AIM OF THE TASK >> Extract every line of the data below verbatim, leaving out the pictures.
+-------+
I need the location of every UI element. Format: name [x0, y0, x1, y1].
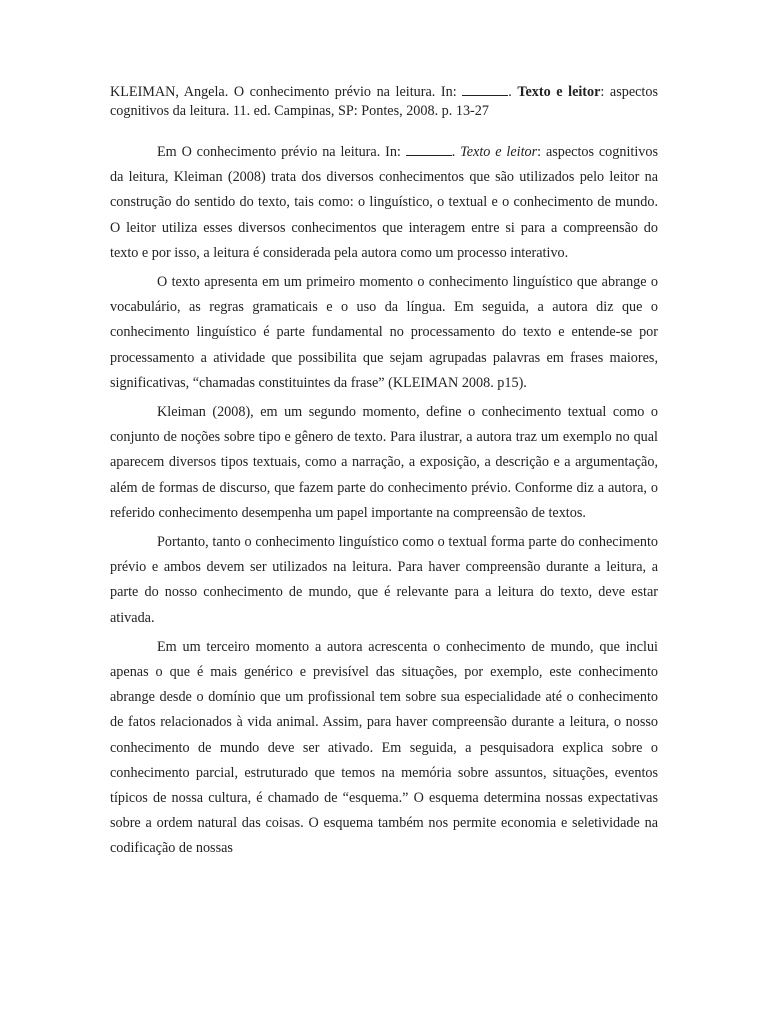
paragraph-1-intro: Em O conhecimento prévio na leitura. In: [157, 144, 406, 160]
paragraph-4: Portanto, tanto o conhecimento linguístico como o textual forma parte do conhecimento prévio e ambos devem ser utilizados na leitura. Para haver compreensão durante a leitura, a parte do nosso conhecimento de mundo, que é relevante para a leitura do texto, deve estar ativada. [110, 534, 658, 626]
paragraph-2: O texto apresenta em um primeiro momento o conhecimento linguístico que abrange o vocabulário, as regras gramaticais e o uso da língua. Em seguida, a autora diz que o conhecimento linguístico é parte fundamental no processamento do texto e entende-se por processamento a atividade que possibilita que sejam agrupadas palavras em frases maiores, significativas, “chamadas constituintes da frase” (KLEIMAN 2008. p15). [110, 274, 658, 391]
paragraph-1-blank-end: . [451, 144, 461, 160]
paragraph-5: Em um terceiro momento a autora acrescenta o conhecimento de mundo, que inclui apenas o que é mais genérico e previsível das situações, por exemplo, este conhecimento abrange desde o domínio que um profissional tem sobre sua especialidade até o conhecimento de fatos relacionados à vida animal. Assim, para haver compreensão durante a leitura, o nosso conhecimento de mundo deve ser ativado. Em seguida, a pesquisadora explica sobre o conhecimento parcial, estruturado que temos na memória sobre assuntos, situações, eventos típicos de nossa cultura, é chamado de “esquema.” O esquema determina nossas expectativas sobre a ordem natural das coisas. O esquema também nos permite economia e seletividade na codificação de nossas [110, 638, 658, 857]
paragraph-1-book-title: Texto e leitor [460, 144, 538, 160]
reference-author: KLEIMAN, Angela. O conhecimento prévio na leitura. In: [110, 84, 463, 100]
reference-blank-end: . [508, 84, 518, 100]
paragraph-1 [110, 140, 658, 266]
reference-blank-line [462, 83, 508, 96]
paragraph-3: Kleiman (2008), em um segundo momento, define o conhecimento textual como o conjunto de noções sobre tipo e gênero de texto. Para ilustrar, a autora traz um exemplo no qual aparecem diversos tipos textuais, como a narração, a exposição, a descrição e a argumentação, além de formas de discurso, que fazem parte do conhecimento prévio. Conforme diz a autora, o referido conhecimento desempenha um papel importante na compreensão de textos. [110, 404, 658, 521]
paragraph-1-blank-line [406, 143, 452, 156]
paragraph-1-body: : aspectos cognitivos da leitura, Kleiman (2008) trata dos diversos conhecimentos que são utilizados pelo leitor na construção do sentido do texto, tais como: o linguístico, o textual e o conhecimento de mundo. O leitor utiliza esses diversos conhecimentos que interagem entre si para a compreensão do texto e por isso, a leitura é considerada pela autora como um processo interativo. [110, 144, 658, 261]
reference-book-title: Texto e leitor [517, 84, 601, 100]
bibliographic-reference [110, 83, 658, 121]
reference-details: : aspectos cognitivos da leitura. 11. ed. Campinas, SP: Pontes, 2008. p. 13-27 [110, 84, 658, 119]
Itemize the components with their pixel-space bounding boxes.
+-------+
SOLUTION >>
I need the location of every UI element. Format: name [x0, y0, x1, y1].
paragraph-1-intro: Em O conhecimento prévio na leitura. In: [157, 144, 406, 160]
paragraph-4: Portanto, tanto o conhecimento linguístico como o textual forma parte do conhecimento prévio e ambos devem ser utilizados na leitura. Para haver compreensão durante a leitura, a parte do nosso conhecimento de mundo, que é relevante para a leitura do texto, deve estar ativada. [110, 534, 658, 626]
paragraph-2: O texto apresenta em um primeiro momento o conhecimento linguístico que abrange o vocabulário, as regras gramaticais e o uso da língua. Em seguida, a autora diz que o conhecimento linguístico é parte fundamental no processamento do texto e entende-se por processamento a atividade que possibilita que sejam agrupadas palavras em frases maiores, significativas, “chamadas constituintes da frase” (KLEIMAN 2008. p15). [110, 274, 658, 391]
paragraph-1-blank-end: . [451, 144, 461, 160]
paragraph-5: Em um terceiro momento a autora acrescenta o conhecimento de mundo, que inclui apenas o que é mais genérico e previsível das situações, por exemplo, este conhecimento abrange desde o domínio que um profissional tem sobre sua especialidade até o conhecimento de fatos relacionados à vida animal. Assim, para haver compreensão durante a leitura, o nosso conhecimento de mundo deve ser ativado. Em seguida, a pesquisadora explica sobre o conhecimento parcial, estruturado que temos na memória sobre assuntos, situações, eventos típicos de nossa cultura, é chamado de “esquema.” O esquema determina nossas expectativas sobre a ordem natural das coisas. O esquema também nos permite economia e seletividade na codificação de nossas [110, 638, 658, 857]
paragraph-1-book-title: Texto e leitor [460, 144, 538, 160]
reference-author: KLEIMAN, Angela. O conhecimento prévio na leitura. In: [110, 84, 463, 100]
reference-blank-end: . [508, 84, 518, 100]
paragraph-1 [110, 140, 658, 266]
reference-blank-line [462, 83, 508, 96]
paragraph-3: Kleiman (2008), em um segundo momento, define o conhecimento textual como o conjunto de noções sobre tipo e gênero de texto. Para ilustrar, a autora traz um exemplo no qual aparecem diversos tipos textuais, como a narração, a exposição, a descrição e a argumentação, além de formas de discurso, que fazem parte do conhecimento prévio. Conforme diz a autora, o referido conhecimento desempenha um papel importante na compreensão de textos. [110, 404, 658, 521]
paragraph-1-blank-line [406, 143, 452, 156]
paragraph-1-body: : aspectos cognitivos da leitura, Kleiman (2008) trata dos diversos conhecimentos que são utilizados pelo leitor na construção do sentido do texto, tais como: o linguístico, o textual e o conhecimento de mundo. O leitor utiliza esses diversos conhecimentos que interagem entre si para a compreensão do texto e por isso, a leitura é considerada pela autora como um processo interativo. [110, 144, 658, 261]
reference-book-title: Texto e leitor [517, 84, 601, 100]
bibliographic-reference [110, 83, 658, 121]
reference-details: : aspectos cognitivos da leitura. 11. ed. Campinas, SP: Pontes, 2008. p. 13-27 [110, 84, 658, 119]
Itemize the components with their pixel-space bounding boxes.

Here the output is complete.